>> begin INFORMATION PROVIDED

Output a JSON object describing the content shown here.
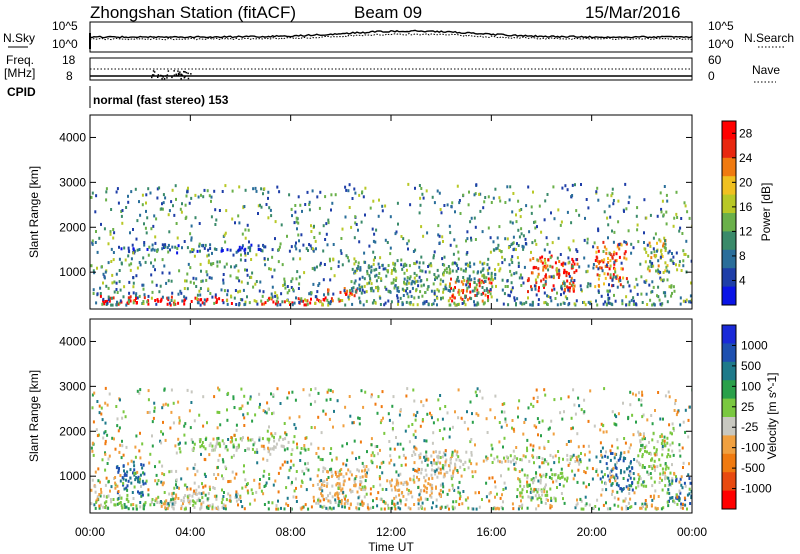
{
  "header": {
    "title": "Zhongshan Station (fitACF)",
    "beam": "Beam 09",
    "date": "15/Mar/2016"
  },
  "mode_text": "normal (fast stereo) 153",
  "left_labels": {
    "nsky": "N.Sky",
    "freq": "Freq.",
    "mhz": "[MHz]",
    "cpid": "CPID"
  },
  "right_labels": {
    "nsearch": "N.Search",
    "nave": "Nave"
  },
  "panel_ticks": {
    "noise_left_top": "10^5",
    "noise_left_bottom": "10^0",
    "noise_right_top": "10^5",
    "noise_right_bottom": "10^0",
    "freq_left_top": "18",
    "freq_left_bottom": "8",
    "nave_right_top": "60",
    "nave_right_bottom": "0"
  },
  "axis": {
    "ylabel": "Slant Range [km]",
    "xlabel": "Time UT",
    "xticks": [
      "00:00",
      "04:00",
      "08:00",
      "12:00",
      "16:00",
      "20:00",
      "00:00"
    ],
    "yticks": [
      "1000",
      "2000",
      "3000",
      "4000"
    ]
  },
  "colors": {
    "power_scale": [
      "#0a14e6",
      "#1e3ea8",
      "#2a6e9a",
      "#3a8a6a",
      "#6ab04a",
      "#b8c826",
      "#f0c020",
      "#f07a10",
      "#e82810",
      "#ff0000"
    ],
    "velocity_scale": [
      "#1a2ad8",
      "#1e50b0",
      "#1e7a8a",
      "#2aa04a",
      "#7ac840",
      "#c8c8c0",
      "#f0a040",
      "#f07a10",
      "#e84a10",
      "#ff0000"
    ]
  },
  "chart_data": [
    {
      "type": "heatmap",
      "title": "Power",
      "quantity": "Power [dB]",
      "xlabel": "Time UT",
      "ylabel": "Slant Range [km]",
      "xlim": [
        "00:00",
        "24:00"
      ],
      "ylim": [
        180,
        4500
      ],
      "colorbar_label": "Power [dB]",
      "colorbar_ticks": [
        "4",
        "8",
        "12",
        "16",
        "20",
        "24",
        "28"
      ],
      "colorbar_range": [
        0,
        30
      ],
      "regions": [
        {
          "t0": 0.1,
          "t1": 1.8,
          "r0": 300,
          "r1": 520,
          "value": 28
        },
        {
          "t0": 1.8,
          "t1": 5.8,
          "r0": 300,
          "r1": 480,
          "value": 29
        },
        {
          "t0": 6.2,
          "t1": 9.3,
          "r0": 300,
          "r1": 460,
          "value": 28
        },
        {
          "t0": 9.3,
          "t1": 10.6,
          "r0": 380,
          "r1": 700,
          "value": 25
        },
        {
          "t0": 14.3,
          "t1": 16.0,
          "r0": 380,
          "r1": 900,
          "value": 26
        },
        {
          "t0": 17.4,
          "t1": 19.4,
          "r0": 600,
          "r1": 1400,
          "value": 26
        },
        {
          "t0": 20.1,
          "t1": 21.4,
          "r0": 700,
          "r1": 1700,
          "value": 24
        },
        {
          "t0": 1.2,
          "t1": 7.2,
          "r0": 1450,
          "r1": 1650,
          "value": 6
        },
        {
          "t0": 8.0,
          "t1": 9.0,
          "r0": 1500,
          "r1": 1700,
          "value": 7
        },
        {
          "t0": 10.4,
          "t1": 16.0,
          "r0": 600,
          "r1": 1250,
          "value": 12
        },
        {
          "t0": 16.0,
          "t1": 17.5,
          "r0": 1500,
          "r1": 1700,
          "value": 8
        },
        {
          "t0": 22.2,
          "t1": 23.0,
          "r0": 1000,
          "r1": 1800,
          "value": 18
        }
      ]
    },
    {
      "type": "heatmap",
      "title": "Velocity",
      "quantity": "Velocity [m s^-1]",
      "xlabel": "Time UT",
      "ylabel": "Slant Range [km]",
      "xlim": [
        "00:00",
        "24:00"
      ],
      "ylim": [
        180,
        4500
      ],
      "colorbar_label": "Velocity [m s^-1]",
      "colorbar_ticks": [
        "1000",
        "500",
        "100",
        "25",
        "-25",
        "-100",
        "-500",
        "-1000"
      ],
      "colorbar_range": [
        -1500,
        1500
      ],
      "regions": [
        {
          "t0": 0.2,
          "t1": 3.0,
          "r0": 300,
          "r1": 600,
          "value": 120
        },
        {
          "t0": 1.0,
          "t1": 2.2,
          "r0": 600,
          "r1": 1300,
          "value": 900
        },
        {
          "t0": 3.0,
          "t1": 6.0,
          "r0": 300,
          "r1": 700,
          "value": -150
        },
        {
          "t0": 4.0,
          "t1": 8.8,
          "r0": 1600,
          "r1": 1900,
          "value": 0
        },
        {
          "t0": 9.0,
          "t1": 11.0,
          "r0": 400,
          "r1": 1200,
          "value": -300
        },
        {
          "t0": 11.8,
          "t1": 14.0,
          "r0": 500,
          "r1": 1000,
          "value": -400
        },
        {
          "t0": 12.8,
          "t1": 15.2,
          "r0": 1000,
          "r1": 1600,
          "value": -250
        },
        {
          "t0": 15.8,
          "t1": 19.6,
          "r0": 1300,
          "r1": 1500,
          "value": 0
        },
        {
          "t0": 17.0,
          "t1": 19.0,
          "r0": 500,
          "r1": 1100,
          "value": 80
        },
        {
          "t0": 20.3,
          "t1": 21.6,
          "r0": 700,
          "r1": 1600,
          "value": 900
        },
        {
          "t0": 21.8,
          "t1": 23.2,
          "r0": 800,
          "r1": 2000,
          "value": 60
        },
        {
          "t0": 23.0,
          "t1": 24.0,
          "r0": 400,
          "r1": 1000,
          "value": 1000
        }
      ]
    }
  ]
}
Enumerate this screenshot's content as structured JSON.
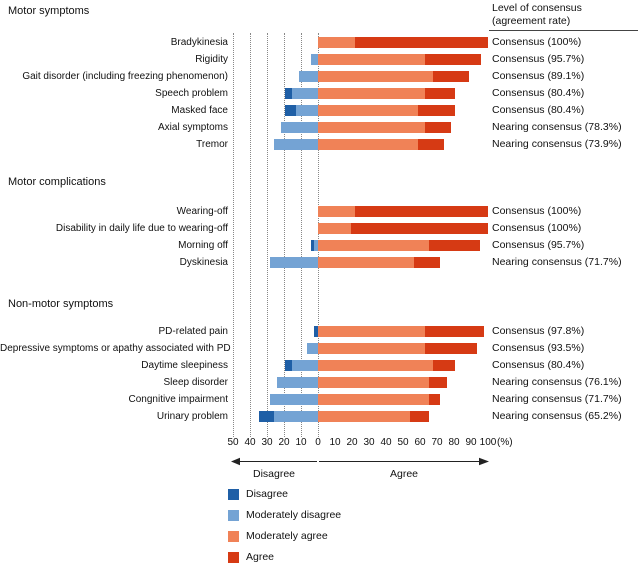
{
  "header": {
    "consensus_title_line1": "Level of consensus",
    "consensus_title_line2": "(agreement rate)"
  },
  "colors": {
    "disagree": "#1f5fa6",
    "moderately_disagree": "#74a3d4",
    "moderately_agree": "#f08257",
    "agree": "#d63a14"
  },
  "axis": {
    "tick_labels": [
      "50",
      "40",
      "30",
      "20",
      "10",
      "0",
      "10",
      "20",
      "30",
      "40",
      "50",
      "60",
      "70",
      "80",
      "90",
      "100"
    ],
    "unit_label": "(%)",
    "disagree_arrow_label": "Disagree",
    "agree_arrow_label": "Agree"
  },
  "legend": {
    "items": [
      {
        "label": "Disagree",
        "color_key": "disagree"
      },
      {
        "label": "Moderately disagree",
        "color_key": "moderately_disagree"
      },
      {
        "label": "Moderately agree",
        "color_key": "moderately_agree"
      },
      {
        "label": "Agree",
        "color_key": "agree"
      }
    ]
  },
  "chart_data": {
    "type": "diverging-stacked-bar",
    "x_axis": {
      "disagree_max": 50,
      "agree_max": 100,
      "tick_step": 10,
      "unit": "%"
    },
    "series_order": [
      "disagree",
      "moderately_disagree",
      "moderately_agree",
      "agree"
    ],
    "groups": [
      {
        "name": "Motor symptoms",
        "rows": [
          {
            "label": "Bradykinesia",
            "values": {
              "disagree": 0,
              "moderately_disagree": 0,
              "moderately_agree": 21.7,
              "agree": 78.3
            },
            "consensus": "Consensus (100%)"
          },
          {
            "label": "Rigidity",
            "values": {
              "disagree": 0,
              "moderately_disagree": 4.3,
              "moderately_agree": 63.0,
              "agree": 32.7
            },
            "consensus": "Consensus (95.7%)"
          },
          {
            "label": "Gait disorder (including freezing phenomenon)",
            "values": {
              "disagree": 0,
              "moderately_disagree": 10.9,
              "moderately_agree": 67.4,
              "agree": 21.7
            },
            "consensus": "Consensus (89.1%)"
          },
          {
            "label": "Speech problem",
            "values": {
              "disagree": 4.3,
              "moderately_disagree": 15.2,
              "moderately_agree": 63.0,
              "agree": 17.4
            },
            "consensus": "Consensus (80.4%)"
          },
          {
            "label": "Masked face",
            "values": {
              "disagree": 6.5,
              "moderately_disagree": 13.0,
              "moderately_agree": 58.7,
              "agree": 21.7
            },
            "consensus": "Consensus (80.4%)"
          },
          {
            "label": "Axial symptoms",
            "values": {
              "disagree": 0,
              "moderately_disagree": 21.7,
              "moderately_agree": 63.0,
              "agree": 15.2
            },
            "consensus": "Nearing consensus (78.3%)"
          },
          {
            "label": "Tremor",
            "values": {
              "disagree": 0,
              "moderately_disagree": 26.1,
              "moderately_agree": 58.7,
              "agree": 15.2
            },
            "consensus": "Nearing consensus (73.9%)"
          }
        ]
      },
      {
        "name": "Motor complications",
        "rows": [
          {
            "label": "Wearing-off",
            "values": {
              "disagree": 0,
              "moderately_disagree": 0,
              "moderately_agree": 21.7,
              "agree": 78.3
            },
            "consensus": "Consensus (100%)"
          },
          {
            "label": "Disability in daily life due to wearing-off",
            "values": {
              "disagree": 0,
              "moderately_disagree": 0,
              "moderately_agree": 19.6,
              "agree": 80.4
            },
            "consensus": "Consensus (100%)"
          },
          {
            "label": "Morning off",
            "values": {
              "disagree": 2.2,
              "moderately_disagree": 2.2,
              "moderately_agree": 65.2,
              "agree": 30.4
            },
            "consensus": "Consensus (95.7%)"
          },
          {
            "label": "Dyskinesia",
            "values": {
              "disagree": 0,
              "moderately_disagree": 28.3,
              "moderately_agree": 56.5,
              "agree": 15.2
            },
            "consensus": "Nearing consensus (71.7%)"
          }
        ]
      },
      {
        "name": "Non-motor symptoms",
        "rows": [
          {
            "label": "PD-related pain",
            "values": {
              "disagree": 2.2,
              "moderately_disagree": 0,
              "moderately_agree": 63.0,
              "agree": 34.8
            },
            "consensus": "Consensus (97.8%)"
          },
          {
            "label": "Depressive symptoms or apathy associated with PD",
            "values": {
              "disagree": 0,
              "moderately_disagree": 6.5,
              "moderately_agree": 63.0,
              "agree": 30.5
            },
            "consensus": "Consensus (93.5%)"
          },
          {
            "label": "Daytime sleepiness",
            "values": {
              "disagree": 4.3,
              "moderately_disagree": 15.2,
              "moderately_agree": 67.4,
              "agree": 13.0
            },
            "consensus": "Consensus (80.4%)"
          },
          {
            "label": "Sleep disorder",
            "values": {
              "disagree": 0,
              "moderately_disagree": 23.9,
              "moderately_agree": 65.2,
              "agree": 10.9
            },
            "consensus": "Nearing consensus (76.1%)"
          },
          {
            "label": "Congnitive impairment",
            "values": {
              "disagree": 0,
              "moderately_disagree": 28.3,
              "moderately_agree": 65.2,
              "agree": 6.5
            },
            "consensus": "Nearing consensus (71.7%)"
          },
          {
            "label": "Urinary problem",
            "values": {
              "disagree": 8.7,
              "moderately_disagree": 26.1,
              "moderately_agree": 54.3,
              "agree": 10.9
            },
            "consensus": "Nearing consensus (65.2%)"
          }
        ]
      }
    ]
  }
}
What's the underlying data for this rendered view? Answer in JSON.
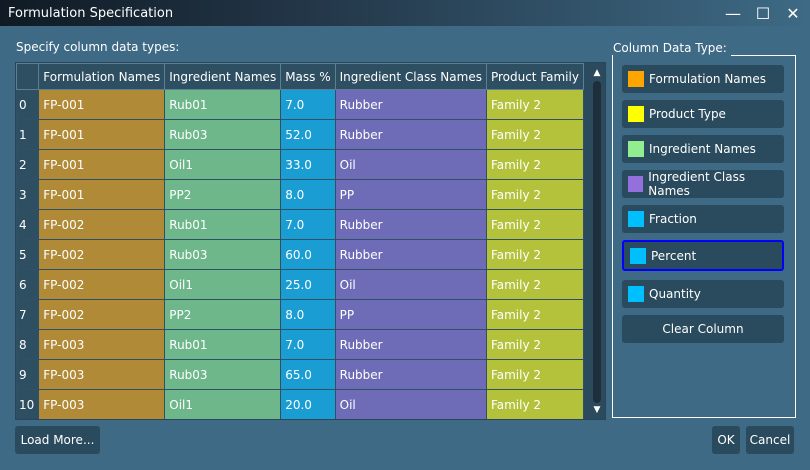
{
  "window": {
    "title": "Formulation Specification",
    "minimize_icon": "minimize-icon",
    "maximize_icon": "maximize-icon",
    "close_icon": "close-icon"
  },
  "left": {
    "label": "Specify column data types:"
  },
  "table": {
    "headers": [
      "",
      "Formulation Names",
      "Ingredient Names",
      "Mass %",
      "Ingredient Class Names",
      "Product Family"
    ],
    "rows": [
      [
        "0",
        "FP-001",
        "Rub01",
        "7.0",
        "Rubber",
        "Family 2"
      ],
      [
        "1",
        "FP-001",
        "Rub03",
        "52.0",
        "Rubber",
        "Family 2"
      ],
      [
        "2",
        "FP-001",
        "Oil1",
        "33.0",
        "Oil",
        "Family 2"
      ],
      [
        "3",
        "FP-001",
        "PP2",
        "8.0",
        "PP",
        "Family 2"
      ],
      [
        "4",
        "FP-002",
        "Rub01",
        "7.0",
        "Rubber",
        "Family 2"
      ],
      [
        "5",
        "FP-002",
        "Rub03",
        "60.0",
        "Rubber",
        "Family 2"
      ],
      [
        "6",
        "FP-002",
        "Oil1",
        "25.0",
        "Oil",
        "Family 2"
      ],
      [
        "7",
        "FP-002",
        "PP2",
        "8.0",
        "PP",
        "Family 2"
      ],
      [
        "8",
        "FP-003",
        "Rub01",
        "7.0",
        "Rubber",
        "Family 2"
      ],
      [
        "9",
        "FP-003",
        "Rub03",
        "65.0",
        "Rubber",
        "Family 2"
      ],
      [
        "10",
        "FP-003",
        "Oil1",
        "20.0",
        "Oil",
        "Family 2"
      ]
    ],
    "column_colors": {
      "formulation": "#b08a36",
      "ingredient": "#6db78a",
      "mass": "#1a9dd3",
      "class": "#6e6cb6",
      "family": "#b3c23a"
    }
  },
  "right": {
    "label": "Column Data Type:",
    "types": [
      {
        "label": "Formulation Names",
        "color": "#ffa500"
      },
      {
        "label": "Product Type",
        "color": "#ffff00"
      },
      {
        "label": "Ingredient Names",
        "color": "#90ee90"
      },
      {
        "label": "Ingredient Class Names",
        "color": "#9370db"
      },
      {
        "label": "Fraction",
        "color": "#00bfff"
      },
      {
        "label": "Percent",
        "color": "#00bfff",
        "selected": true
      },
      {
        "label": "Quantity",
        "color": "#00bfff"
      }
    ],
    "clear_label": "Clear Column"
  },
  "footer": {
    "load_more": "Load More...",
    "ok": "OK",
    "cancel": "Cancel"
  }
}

>> end INFORMATION PROVIDED

Scan the material and collect every line that contains "symptoms".

        "name": "Motor symptoms",
            "label": "Axial symptoms",
        "name": "Non-motor symptoms",
            "label": "Depressive symptoms or apathy associated with PD",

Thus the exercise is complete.